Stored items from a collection
--- BEGIN ---
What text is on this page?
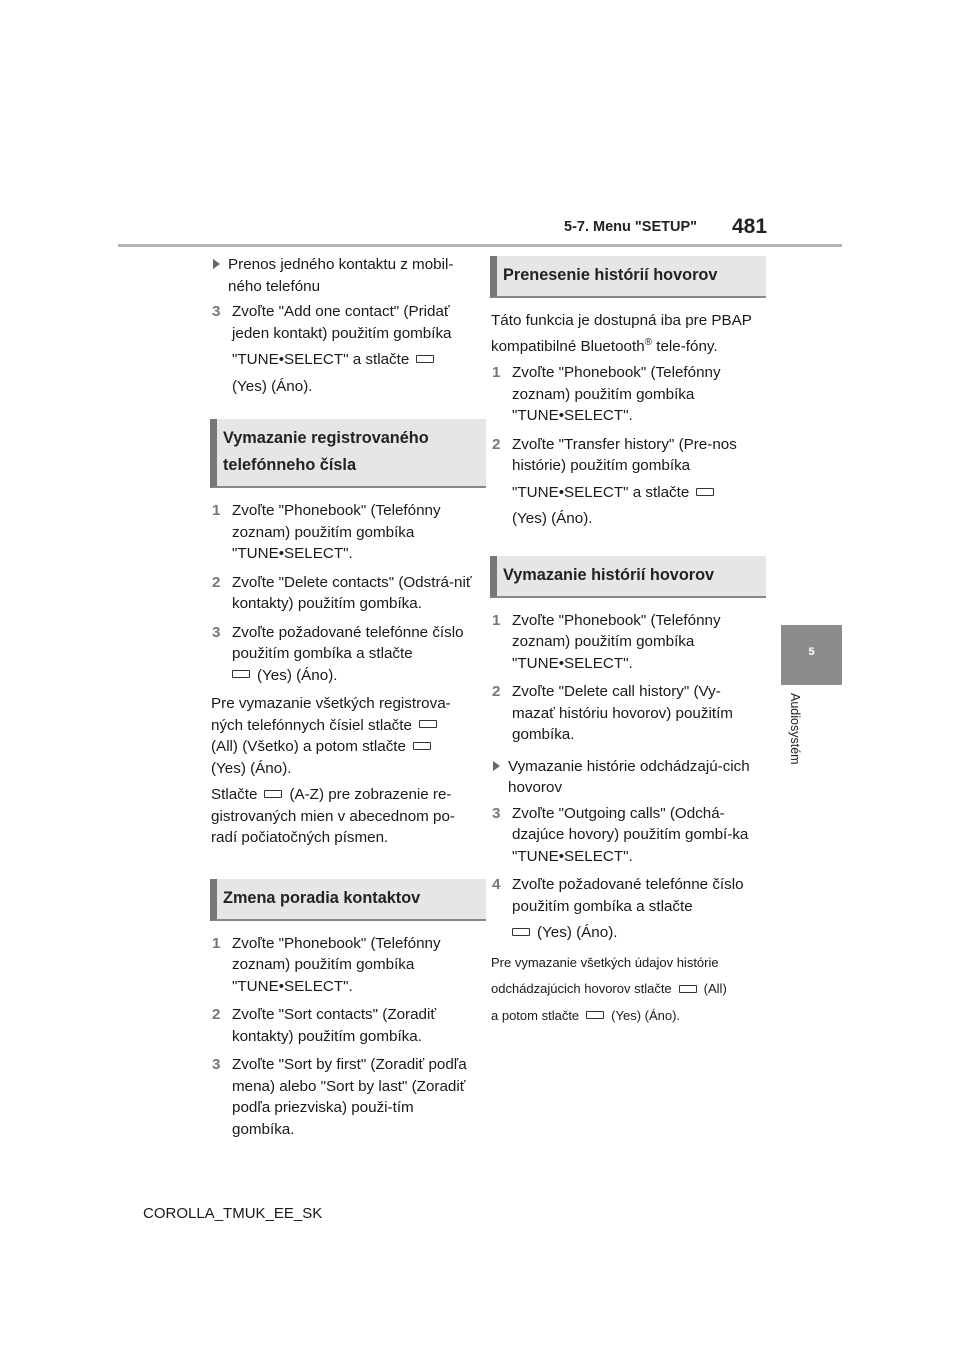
5-7. Menu "SETUP" 481
5
Audiosystém
Prenos jedného kontaktu z mobil-ného telefónu
3 Zvoľte "Add one contact" (Pridať jeden kontakt) použitím gombíka
"TUNE•SELECT" a stlačte
(Yes) (Áno).
Vymazanie registrovaného
telefónneho čísla
1 Zvoľte "Phonebook" (Telefónny zoznam) použitím gombíka "TUNE•SELECT".
2 Zvoľte "Delete contacts" (Odstrá-niť kontakty) použitím gombíka.
3 Zvoľte požadované telefónne číslo použitím gombíka a stlačte
(Yes) (Áno).

Pre vymazanie všetkých registrova-ných telefónnych čísiel stlačte (All) (Všetko) a potom stlačte (Yes) (Áno).

Stlačte (A-Z) pre zobrazenie re-gistrovaných mien v abecednom po-radí počiatočných písmen.

Zmena poradia kontaktov
1 Zvoľte "Phonebook" (Telefónny zoznam) použitím gombíka "TUNE•SELECT".
2 Zvoľte "Sort contacts" (Zoradiť kontakty) použitím gombíka.
3 Zvoľte "Sort by first" (Zoradiť podľa mena) alebo "Sort by last" (Zoradiť podľa priezviska) použi-tím gombíka.
Prenesenie histórií hovorov

Táto funkcia je dostupná iba pre PBAP kompatibilné Bluetooth® tele-fóny.

1 Zvoľte "Phonebook" (Telefónny zoznam) použitím gombíka "TUNE•SELECT".
2 Zvoľte "Transfer history" (Pre-nos histórie) použitím gombíka
"TUNE•SELECT" a stlačte
(Yes) (Áno).
Vymazanie histórií hovorov
1 Zvoľte "Phonebook" (Telefónny zoznam) použitím gombíka "TUNE•SELECT".
2 Zvoľte "Delete call history" (Vy-mazať históriu hovorov) použitím gombíka.
Vymazanie histórie odchádzajú-cich hovorov
3 Zvoľte "Outgoing calls" (Odchá-dzajúce hovory) použitím gombí-ka "TUNE•SELECT".
4 Zvoľte požadované telefónne číslo použitím gombíka a stlačte
(Yes) (Áno).

Pre vymazanie všetkých údajov histórie

odchádzajúcich hovorov stlačte (All)

a potom stlačte (Yes) (Áno).

COROLLA_TMUK_EE_SK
--- END ---
In the copy, include no pictures; restate the listing above exactly.

What text is on this page?
5-7. Menu "SETUP" 481
5
Audiosystém
Prenos jedného kontaktu z mobil-ného telefónu
3 Zvoľte "Add one contact" (Pridať jeden kontakt) použitím gombíka
"TUNE•SELECT" a stlačte
(Yes) (Áno).
Vymazanie registrovaného
telefónneho čísla
1 Zvoľte "Phonebook" (Telefónny zoznam) použitím gombíka "TUNE•SELECT".
2 Zvoľte "Delete contacts" (Odstrá-niť kontakty) použitím gombíka.
3 Zvoľte požadované telefónne číslo použitím gombíka a stlačte
(Yes) (Áno).

Pre vymazanie všetkých registrova-ných telefónnych čísiel stlačte (All) (Všetko) a potom stlačte (Yes) (Áno).

Stlačte (A-Z) pre zobrazenie re-gistrovaných mien v abecednom po-radí počiatočných písmen.

Zmena poradia kontaktov
1 Zvoľte "Phonebook" (Telefónny zoznam) použitím gombíka "TUNE•SELECT".
2 Zvoľte "Sort contacts" (Zoradiť kontakty) použitím gombíka.
3 Zvoľte "Sort by first" (Zoradiť podľa mena) alebo "Sort by last" (Zoradiť podľa priezviska) použi-tím gombíka.
Prenesenie histórií hovorov

Táto funkcia je dostupná iba pre PBAP kompatibilné Bluetooth® tele-fóny.

1 Zvoľte "Phonebook" (Telefónny zoznam) použitím gombíka "TUNE•SELECT".
2 Zvoľte "Transfer history" (Pre-nos histórie) použitím gombíka
"TUNE•SELECT" a stlačte
(Yes) (Áno).
Vymazanie histórií hovorov
1 Zvoľte "Phonebook" (Telefónny zoznam) použitím gombíka "TUNE•SELECT".
2 Zvoľte "Delete call history" (Vy-mazať históriu hovorov) použitím gombíka.
Vymazanie histórie odchádzajú-cich hovorov
3 Zvoľte "Outgoing calls" (Odchá-dzajúce hovory) použitím gombí-ka "TUNE•SELECT".
4 Zvoľte požadované telefónne číslo použitím gombíka a stlačte
(Yes) (Áno).

Pre vymazanie všetkých údajov histórie

odchádzajúcich hovorov stlačte (All)

a potom stlačte (Yes) (Áno).

COROLLA_TMUK_EE_SK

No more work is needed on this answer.